> [PROBLEM DESCRIPTION] Look through the lines below and extract any with the word "ceramic".

───── DATA ENTRIES

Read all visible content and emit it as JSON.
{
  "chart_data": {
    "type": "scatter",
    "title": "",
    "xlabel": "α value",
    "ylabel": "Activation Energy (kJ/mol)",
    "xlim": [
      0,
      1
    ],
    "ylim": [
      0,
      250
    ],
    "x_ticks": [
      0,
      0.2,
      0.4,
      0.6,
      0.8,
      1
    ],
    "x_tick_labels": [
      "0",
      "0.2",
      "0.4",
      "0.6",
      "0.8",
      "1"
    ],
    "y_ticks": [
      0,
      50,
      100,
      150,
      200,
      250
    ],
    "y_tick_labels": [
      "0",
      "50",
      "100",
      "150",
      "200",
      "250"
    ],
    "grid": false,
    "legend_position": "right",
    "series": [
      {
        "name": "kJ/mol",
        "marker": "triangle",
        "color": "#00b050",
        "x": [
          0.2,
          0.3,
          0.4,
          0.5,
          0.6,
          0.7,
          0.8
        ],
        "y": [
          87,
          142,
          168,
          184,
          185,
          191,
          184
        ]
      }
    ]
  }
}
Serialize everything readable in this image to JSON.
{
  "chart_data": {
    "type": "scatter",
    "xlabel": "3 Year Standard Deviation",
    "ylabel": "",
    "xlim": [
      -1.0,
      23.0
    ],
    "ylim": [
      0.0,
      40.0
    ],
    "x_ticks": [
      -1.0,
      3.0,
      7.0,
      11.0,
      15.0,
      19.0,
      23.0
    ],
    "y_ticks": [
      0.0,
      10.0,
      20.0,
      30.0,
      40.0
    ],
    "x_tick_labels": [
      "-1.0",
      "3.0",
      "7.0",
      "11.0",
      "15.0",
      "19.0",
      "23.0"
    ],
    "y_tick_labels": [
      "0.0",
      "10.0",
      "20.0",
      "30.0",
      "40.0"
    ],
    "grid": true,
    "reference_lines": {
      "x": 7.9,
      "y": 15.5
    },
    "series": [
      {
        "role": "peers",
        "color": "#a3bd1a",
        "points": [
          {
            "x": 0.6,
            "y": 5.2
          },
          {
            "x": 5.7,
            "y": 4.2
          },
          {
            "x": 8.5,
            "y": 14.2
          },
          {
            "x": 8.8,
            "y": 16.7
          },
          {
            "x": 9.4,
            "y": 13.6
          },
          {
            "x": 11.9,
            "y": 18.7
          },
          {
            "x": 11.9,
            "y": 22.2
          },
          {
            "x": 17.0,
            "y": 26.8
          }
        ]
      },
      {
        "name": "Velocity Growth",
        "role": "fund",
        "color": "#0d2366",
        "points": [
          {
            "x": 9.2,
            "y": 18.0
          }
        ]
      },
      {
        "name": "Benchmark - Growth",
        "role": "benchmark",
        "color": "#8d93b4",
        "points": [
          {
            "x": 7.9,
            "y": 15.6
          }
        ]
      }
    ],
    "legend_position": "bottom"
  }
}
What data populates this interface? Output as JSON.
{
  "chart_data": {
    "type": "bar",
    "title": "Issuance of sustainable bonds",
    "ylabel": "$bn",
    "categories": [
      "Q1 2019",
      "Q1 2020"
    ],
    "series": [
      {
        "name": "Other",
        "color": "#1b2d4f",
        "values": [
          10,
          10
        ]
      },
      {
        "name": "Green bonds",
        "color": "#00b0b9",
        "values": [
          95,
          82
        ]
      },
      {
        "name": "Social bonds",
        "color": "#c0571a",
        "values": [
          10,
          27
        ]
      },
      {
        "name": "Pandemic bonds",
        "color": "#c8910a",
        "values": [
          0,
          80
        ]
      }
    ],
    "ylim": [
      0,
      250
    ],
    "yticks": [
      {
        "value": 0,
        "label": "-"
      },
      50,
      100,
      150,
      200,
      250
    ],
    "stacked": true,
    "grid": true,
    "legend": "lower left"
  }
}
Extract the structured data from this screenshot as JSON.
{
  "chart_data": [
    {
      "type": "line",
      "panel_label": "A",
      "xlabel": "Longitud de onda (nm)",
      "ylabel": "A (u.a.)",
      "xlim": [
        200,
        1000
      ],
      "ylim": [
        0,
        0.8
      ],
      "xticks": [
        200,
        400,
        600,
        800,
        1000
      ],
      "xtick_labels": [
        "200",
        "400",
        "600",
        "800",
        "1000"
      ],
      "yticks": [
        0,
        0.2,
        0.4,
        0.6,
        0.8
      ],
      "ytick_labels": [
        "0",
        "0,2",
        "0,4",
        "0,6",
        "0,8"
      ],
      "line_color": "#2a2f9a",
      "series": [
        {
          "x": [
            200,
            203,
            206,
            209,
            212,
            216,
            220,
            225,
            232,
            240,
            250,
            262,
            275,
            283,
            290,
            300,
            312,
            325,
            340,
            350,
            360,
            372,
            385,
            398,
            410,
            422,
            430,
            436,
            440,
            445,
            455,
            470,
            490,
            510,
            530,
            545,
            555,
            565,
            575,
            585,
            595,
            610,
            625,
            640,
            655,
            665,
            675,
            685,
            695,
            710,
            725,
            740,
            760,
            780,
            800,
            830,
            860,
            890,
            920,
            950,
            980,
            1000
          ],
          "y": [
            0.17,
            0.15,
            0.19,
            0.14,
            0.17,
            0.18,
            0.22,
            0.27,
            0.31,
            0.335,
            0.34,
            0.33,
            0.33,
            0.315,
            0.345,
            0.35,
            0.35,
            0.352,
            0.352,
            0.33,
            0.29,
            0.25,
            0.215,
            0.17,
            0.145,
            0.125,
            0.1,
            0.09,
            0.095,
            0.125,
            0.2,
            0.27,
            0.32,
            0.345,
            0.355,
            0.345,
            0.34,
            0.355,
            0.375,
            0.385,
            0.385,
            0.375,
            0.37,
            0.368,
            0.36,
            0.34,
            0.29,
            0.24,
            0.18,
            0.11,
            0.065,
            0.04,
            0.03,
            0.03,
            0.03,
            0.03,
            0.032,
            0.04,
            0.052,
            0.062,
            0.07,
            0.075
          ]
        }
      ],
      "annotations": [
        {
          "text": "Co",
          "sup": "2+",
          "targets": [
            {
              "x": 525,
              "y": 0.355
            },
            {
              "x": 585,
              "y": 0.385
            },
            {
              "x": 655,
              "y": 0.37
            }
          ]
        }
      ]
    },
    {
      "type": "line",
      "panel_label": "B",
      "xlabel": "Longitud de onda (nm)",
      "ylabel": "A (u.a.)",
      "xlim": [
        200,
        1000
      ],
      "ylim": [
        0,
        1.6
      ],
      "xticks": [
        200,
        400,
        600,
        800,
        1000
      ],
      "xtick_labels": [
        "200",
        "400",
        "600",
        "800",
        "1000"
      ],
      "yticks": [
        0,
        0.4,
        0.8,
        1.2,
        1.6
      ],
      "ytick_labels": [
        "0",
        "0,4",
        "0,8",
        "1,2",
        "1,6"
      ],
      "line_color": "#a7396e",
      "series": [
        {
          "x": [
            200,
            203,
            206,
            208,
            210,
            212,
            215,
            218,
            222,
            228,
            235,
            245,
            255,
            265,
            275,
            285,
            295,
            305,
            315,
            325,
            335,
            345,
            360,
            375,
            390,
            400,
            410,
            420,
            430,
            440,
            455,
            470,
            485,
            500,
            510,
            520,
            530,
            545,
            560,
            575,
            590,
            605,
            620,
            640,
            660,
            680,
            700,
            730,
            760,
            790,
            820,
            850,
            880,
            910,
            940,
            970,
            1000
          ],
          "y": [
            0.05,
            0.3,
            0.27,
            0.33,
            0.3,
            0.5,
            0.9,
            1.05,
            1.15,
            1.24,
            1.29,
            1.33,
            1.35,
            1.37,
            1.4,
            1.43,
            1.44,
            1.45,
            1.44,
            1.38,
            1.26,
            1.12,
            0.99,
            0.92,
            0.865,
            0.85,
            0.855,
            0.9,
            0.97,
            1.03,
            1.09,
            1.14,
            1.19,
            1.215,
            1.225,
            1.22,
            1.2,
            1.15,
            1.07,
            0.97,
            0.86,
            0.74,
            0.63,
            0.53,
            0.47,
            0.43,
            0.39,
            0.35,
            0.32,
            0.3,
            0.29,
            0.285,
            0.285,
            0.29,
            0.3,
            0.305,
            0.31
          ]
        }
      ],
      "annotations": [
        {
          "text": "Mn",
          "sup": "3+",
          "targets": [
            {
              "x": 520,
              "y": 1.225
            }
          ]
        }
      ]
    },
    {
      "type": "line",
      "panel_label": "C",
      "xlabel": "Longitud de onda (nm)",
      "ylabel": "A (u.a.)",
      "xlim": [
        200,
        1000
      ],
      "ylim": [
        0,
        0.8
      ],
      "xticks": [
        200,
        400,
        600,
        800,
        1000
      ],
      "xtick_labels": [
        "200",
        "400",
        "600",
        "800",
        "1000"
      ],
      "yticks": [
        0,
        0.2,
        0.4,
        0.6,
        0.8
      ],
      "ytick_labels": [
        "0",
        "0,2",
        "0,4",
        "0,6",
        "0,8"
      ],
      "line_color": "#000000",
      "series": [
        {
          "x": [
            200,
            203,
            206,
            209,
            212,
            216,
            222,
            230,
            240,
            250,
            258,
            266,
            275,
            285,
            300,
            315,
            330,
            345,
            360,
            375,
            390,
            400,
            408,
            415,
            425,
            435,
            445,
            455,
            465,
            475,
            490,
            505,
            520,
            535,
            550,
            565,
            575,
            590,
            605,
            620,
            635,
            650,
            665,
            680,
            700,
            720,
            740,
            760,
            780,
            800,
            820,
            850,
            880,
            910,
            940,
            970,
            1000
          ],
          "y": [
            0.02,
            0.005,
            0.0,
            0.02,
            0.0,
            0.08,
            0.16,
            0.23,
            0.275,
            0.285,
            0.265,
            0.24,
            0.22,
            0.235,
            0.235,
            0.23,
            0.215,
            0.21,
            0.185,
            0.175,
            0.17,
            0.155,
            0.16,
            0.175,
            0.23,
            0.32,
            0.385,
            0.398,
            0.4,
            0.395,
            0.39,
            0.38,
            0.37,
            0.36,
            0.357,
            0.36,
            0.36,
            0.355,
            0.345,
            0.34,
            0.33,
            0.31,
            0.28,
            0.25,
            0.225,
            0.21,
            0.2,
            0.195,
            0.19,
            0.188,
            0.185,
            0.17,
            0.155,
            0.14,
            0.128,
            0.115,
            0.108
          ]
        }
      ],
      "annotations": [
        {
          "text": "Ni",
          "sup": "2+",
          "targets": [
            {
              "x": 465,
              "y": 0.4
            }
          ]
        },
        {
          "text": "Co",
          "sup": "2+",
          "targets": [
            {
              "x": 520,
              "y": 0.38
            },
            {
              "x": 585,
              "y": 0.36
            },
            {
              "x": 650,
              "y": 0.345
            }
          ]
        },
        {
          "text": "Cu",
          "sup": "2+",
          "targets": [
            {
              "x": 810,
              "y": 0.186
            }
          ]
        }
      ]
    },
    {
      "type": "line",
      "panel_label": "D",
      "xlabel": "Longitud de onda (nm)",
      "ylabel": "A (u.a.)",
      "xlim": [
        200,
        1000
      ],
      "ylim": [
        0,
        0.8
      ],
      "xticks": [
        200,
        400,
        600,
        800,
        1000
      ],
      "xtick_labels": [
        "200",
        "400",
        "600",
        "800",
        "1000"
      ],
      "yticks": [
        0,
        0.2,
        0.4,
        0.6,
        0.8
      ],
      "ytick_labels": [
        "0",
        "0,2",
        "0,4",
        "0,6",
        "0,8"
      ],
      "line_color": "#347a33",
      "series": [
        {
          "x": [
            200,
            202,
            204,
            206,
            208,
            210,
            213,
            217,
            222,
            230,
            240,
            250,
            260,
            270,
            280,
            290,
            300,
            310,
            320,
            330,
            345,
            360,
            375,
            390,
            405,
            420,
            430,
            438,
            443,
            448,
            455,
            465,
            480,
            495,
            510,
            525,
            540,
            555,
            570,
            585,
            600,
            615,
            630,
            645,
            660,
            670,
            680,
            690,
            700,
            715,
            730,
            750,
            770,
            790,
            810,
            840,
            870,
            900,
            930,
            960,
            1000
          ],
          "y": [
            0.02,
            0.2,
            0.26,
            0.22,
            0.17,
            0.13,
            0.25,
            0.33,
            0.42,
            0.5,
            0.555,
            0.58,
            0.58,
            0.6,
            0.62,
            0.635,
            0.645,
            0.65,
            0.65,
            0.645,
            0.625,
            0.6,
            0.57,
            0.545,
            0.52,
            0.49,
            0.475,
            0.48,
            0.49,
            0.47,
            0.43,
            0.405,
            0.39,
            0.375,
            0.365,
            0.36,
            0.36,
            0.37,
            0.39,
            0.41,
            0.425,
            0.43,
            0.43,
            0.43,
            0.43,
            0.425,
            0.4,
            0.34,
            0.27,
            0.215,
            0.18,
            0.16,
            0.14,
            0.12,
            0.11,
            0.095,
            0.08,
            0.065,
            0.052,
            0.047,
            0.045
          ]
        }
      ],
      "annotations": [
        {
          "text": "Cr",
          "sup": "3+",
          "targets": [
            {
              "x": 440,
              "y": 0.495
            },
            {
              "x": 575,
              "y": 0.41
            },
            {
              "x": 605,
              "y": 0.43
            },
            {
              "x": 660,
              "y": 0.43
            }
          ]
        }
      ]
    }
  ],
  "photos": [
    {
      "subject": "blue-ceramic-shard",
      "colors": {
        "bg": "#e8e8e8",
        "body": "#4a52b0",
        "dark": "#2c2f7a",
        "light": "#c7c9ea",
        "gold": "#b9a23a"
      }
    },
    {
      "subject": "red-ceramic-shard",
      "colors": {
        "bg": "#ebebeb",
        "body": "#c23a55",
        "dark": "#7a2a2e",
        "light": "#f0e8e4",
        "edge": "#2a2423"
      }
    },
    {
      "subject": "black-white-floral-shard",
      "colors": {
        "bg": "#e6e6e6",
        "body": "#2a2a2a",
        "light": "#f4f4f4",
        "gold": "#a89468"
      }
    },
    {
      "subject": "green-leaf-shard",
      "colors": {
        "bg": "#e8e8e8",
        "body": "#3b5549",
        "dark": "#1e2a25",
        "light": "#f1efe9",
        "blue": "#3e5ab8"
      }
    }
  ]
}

──────────

> [REPLY]
      "subject": "blue-ceramic-shard",
      "subject": "red-ceramic-shard",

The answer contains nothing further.